* **Task**:
Wherever a line holds the word "text", copy that line out.

— Start of Records supplied —

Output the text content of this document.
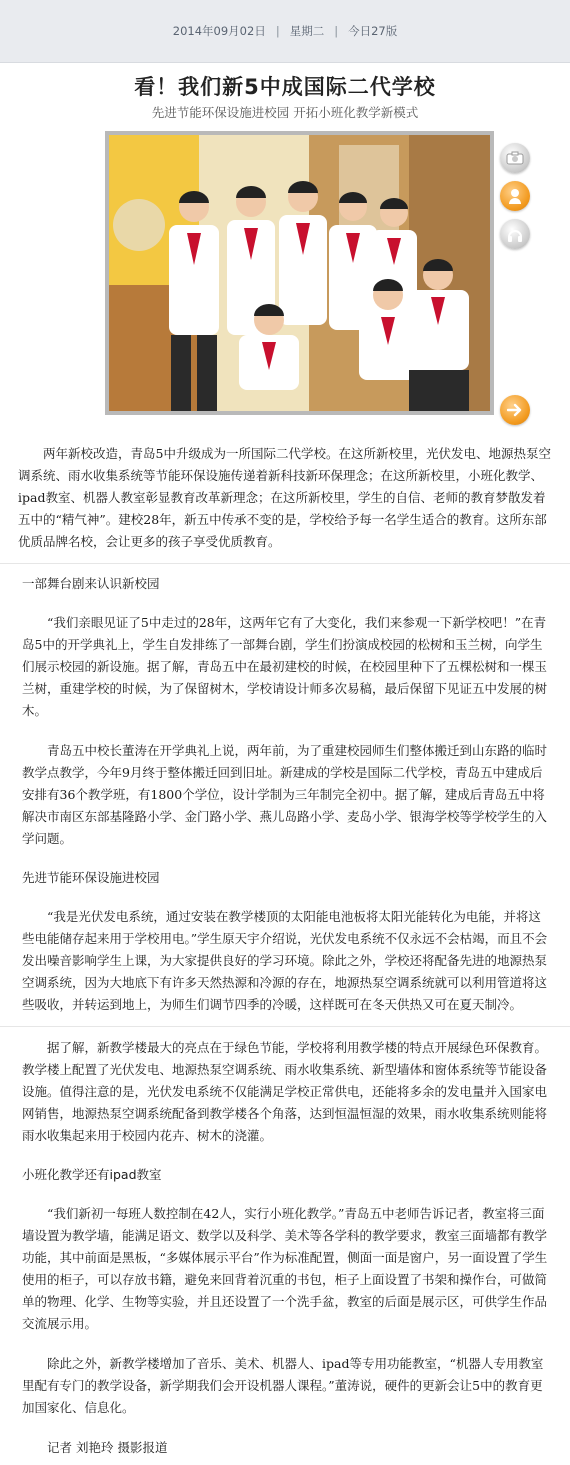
2014年09月02日 | 星期二 | 今日27版
看！我们新5中成国际二代学校
先进节能环保设施进校园 开拓小班化教学新模式

两年新校改造，青岛5中升级成为一所国际二代学校。在这所新校里，光伏发电、地源热泵空调系统、雨水收集系统等节能环保设施传递着新科技新环保理念；在这所新校里，小班化教学、ipad教室、机器人教室彰显教育改革新理念；在这所新校里，学生的自信、老师的教育梦散发着五中的“精气神”。建校28年，新五中传承不变的是，学校给予每一名学生适合的教育。这所东部优质品牌名校，会让更多的孩子享受优质教育。

一部舞台剧来认识新校园

“我们亲眼见证了5中走过的28年，这两年它有了大变化，我们来参观一下新学校吧！”在青岛5中的开学典礼上，学生自发排练了一部舞台剧，学生们扮演成校园的松树和玉兰树，向学生们展示校园的新设施。据了解，青岛五中在最初建校的时候，在校园里种下了五棵松树和一棵玉兰树，重建学校的时候，为了保留树木，学校请设计师多次易稿，最后保留下见证五中发展的树木。

青岛五中校长董涛在开学典礼上说，两年前，为了重建校园师生们整体搬迁到山东路的临时教学点教学，今年9月终于整体搬迁回到旧址。新建成的学校是国际二代学校，青岛五中建成后安排有36个教学班，有1800个学位，设计学制为三年制完全初中。据了解，建成后青岛五中将解决市南区东部基隆路小学、金门路小学、燕儿岛路小学、麦岛小学、银海学校等学校学生的入学问题。

先进节能环保设施进校园

“我是光伏发电系统，通过安装在教学楼顶的太阳能电池板将太阳光能转化为电能，并将这些电能储存起来用于学校用电。”学生原天宇介绍说，光伏发电系统不仅永远不会枯竭，而且不会发出噪音影响学生上课，为大家提供良好的学习环境。除此之外，学校还将配备先进的地源热泵空调系统，因为大地底下有许多天然热源和冷源的存在，地源热泵空调系统就可以利用管道将这些吸收，并转运到地上，为师生们调节四季的冷暖，这样既可在冬天供热又可在夏天制冷。

据了解，新教学楼最大的亮点在于绿色节能，学校将利用教学楼的特点开展绿色环保教育。教学楼上配置了光伏发电、地源热泵空调系统、雨水收集系统、新型墙体和窗体系统等节能设备设施。值得注意的是，光伏发电系统不仅能满足学校正常供电，还能将多余的发电量并入国家电网销售，地源热泵空调系统配备到教学楼各个角落，达到恒温恒湿的效果，雨水收集系统则能将雨水收集起来用于校园内花卉、树木的浇灌。

小班化教学还有ipad教室

“我们新初一每班人数控制在42人，实行小班化教学。”青岛五中老师告诉记者，教室将三面墙设置为教学墙，能满足语文、数学以及科学、美术等各学科的教学要求，教室三面墙都有教学功能，其中前面是黑板，“多媒体展示平台”作为标准配置，侧面一面是窗户，另一面设置了学生使用的柜子，可以存放书籍，避免来回背着沉重的书包，柜子上面设置了书架和操作台，可做简单的物理、化学、生物等实验，并且还设置了一个洗手盆，教室的后面是展示区，可供学生作品交流展示用。

除此之外，新教学楼增加了音乐、美术、机器人、ipad等专用功能教室，“机器人专用教室里配有专门的教学设备，新学期我们会开设机器人课程。”董涛说，硬件的更新会让5中的教育更加国家化、信息化。

记者 刘艳玲 摄影报道
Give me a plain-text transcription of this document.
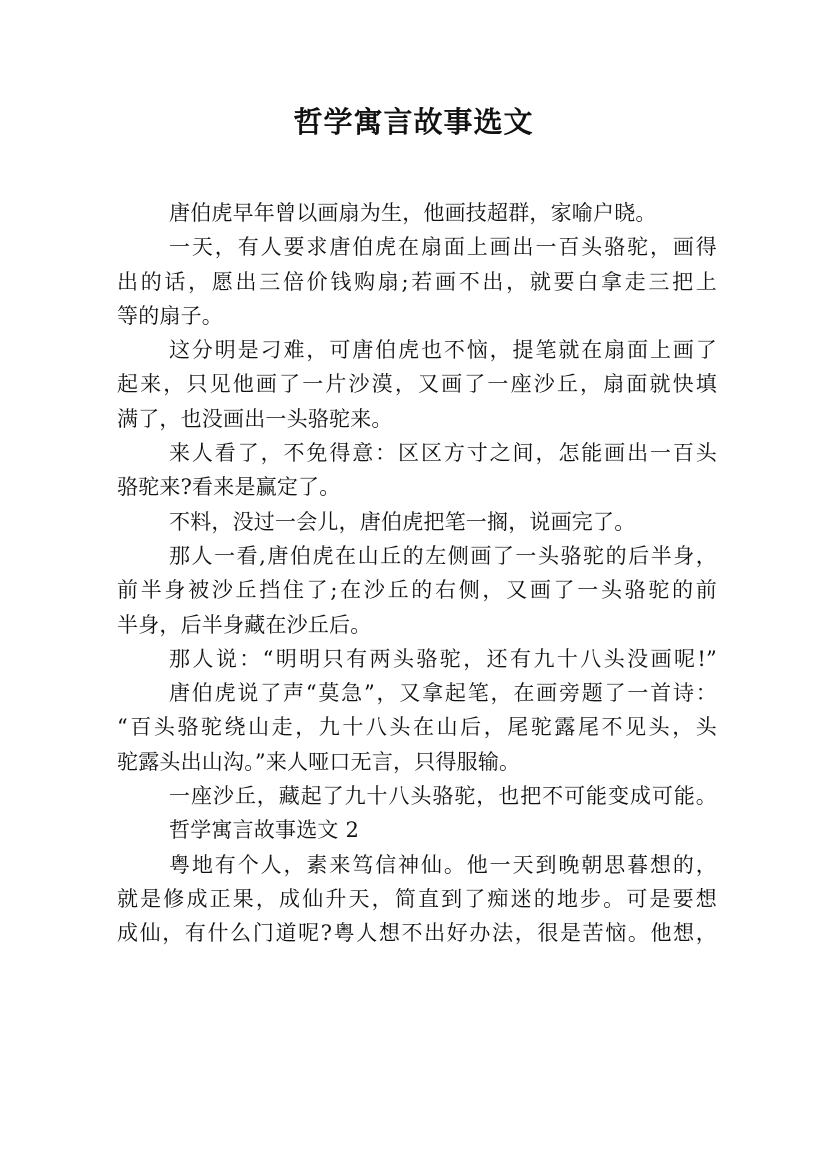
哲学寓言故事选文
唐伯虎早年曾以画扇为生，他画技超群，家喻户晓。
一天，有人要求唐伯虎在扇面上画出一百头骆驼，画得
出的话，愿出三倍价钱购扇;若画不出，就要白拿走三把上
等的扇子。
这分明是刁难，可唐伯虎也不恼，提笔就在扇面上画了
起来，只见他画了一片沙漠，又画了一座沙丘，扇面就快填
满了，也没画出一头骆驼来。
来人看了，不免得意：区区方寸之间，怎能画出一百头
骆驼来?看来是赢定了。
不料，没过一会儿，唐伯虎把笔一搁，说画完了。
那人一看,唐伯虎在山丘的左侧画了一头骆驼的后半身，
前半身被沙丘挡住了;在沙丘的右侧，又画了一头骆驼的前
半身，后半身藏在沙丘后。
那人说：“明明只有两头骆驼，还有九十八头没画呢!”
唐伯虎说了声“莫急”，又拿起笔，在画旁题了一首诗：
“百头骆驼绕山走，九十八头在山后，尾驼露尾不见头，头
驼露头出山沟。”来人哑口无言，只得服输。
一座沙丘，藏起了九十八头骆驼，也把不可能变成可能。
哲学寓言故事选文 2
粤地有个人，素来笃信神仙。他一天到晚朝思暮想的，
就是修成正果，成仙升天，简直到了痴迷的地步。可是要想
成仙，有什么门道呢?粤人想不出好办法，很是苦恼。他想，
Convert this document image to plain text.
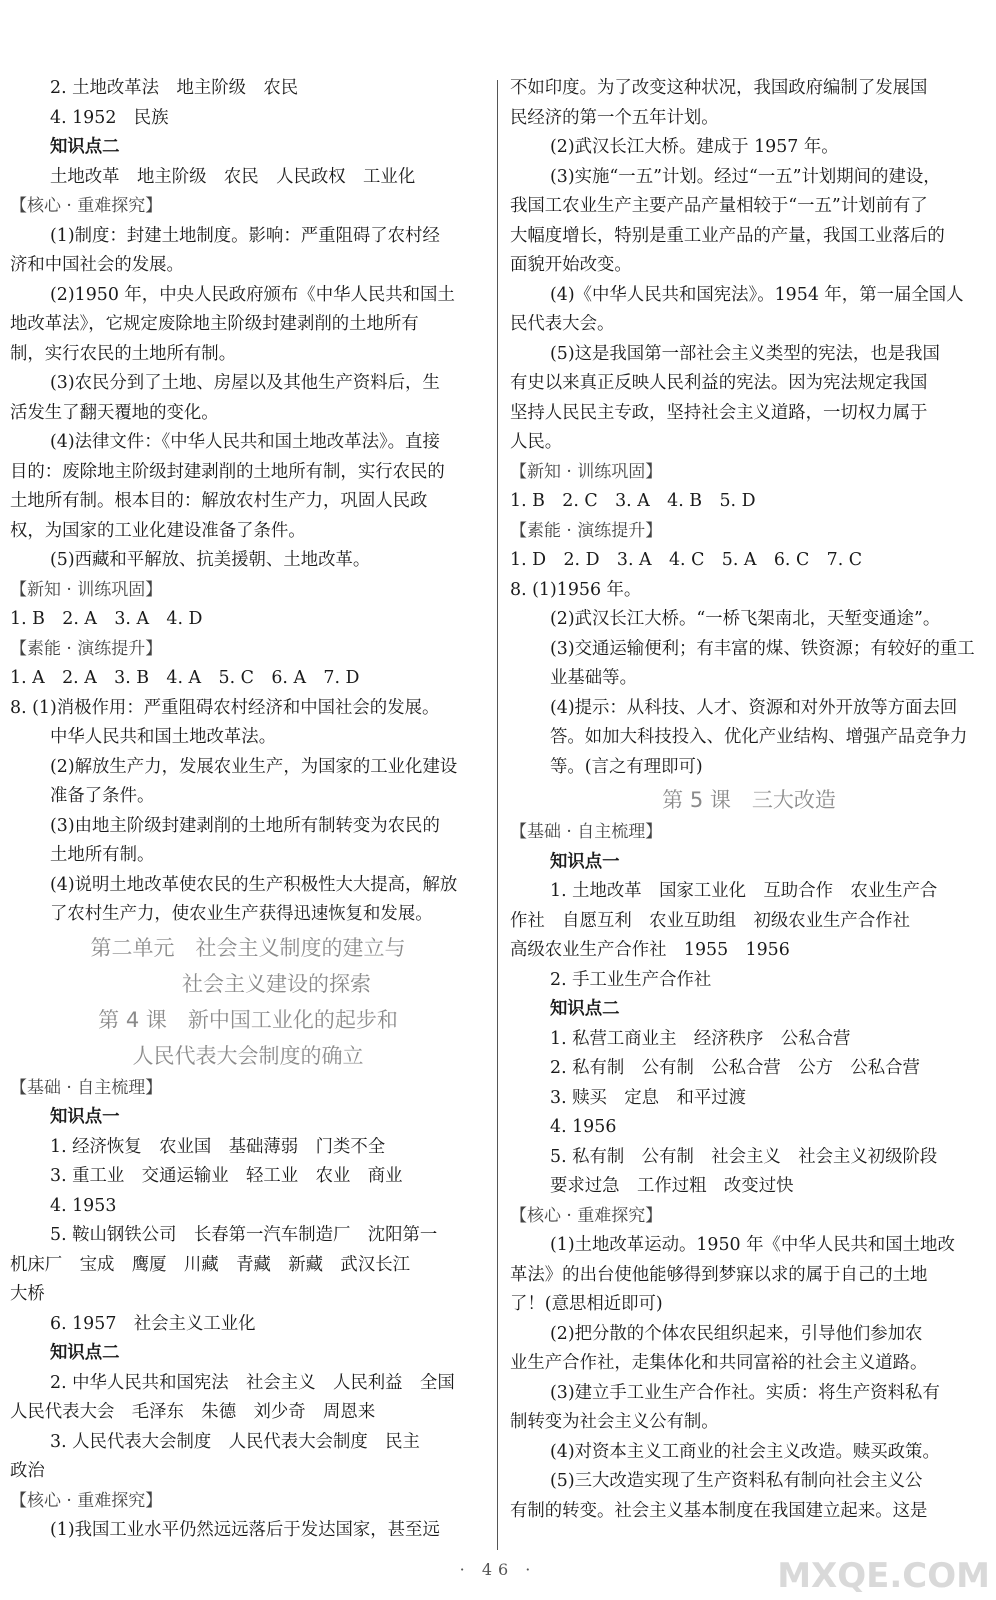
2. 土地改革法　地主阶级　农民
4. 1952　民族
知识点二
土地改革　地主阶级　农民　人民政权　工业化
【核心 · 重难探究】
(1)制度：封建土地制度。影响：严重阻碍了农村经
济和中国社会的发展。
(2)1950 年，中央人民政府颁布《中华人民共和国土
地改革法》，它规定废除地主阶级封建剥削的土地所有
制，实行农民的土地所有制。
(3)农民分到了土地、房屋以及其他生产资料后，生
活发生了翻天覆地的变化。
(4)法律文件：《中华人民共和国土地改革法》。直接
目的：废除地主阶级封建剥削的土地所有制，实行农民的
土地所有制。根本目的：解放农村生产力，巩固人民政
权，为国家的工业化建设准备了条件。
(5)西藏和平解放、抗美援朝、土地改革。
【新知 · 训练巩固】
1. B　2. A　3. A　4. D
【素能 · 演练提升】
1. A　2. A　3. B　4. A　5. C　6. A　7. D
8. (1)消极作用：严重阻碍农村经济和中国社会的发展。
中华人民共和国土地改革法。
(2)解放生产力，发展农业生产，为国家的工业化建设
准备了条件。
(3)由地主阶级封建剥削的土地所有制转变为农民的
土地所有制。
(4)说明土地改革使农民的生产积极性大大提高，解放
了农村生产力，使农业生产获得迅速恢复和发展。
第二单元　社会主义制度的建立与
社会主义建设的探索
第 4 课　新中国工业化的起步和
人民代表大会制度的确立
【基础 · 自主梳理】
知识点一
1. 经济恢复　农业国　基础薄弱　门类不全
3. 重工业　交通运输业　轻工业　农业　商业
4. 1953
5. 鞍山钢铁公司　长春第一汽车制造厂　沈阳第一
机床厂　宝成　鹰厦　川藏　青藏　新藏　武汉长江
大桥
6. 1957　社会主义工业化
知识点二
2. 中华人民共和国宪法　社会主义　人民利益　全国
人民代表大会　毛泽东　朱德　刘少奇　周恩来
3. 人民代表大会制度　人民代表大会制度　民主
政治
【核心 · 重难探究】
(1)我国工业水平仍然远远落后于发达国家，甚至远
不如印度。为了改变这种状况，我国政府编制了发展国
民经济的第一个五年计划。
(2)武汉长江大桥。建成于 1957 年。
(3)实施“一五”计划。经过“一五”计划期间的建设，
我国工农业生产主要产品产量相较于“一五”计划前有了
大幅度增长，特别是重工业产品的产量，我国工业落后的
面貌开始改变。
(4)《中华人民共和国宪法》。1954 年，第一届全国人
民代表大会。
(5)这是我国第一部社会主义类型的宪法，也是我国
有史以来真正反映人民利益的宪法。因为宪法规定我国
坚持人民民主专政，坚持社会主义道路，一切权力属于
人民。
【新知 · 训练巩固】
1. B　2. C　3. A　4. B　5. D
【素能 · 演练提升】
1. D　2. D　3. A　4. C　5. A　6. C　7. C
8. (1)1956 年。
(2)武汉长江大桥。“一桥飞架南北，天堑变通途”。
(3)交通运输便利；有丰富的煤、铁资源；有较好的重工
业基础等。
(4)提示：从科技、人才、资源和对外开放等方面去回
答。如加大科技投入、优化产业结构、增强产品竞争力
等。(言之有理即可)
第 5 课　三大改造
【基础 · 自主梳理】
知识点一
1. 土地改革　国家工业化　互助合作　农业生产合
作社　自愿互利　农业互助组　初级农业生产合作社
高级农业生产合作社　1955　1956
2. 手工业生产合作社
知识点二
1. 私营工商业主　经济秩序　公私合营
2. 私有制　公有制　公私合营　公方　公私合营
3. 赎买　定息　和平过渡
4. 1956
5. 私有制　公有制　社会主义　社会主义初级阶段
要求过急　工作过粗　改变过快
【核心 · 重难探究】
(1)土地改革运动。1950 年《中华人民共和国土地改
革法》的出台使他能够得到梦寐以求的属于自己的土地
了！(意思相近即可)
(2)把分散的个体农民组织起来，引导他们参加农
业生产合作社，走集体化和共同富裕的社会主义道路。
(3)建立手工业生产合作社。实质：将生产资料私有
制转变为社会主义公有制。
(4)对资本主义工商业的社会主义改造。赎买政策。
(5)三大改造实现了生产资料私有制向社会主义公
有制的转变。社会主义基本制度在我国建立起来。这是
· 46 ·	MXQE.COM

— End of Records supplied —

* **Worked answer**:
Output the text content of this document.
Give me a plain-text transcription of this document.
Convert this document image to plain text.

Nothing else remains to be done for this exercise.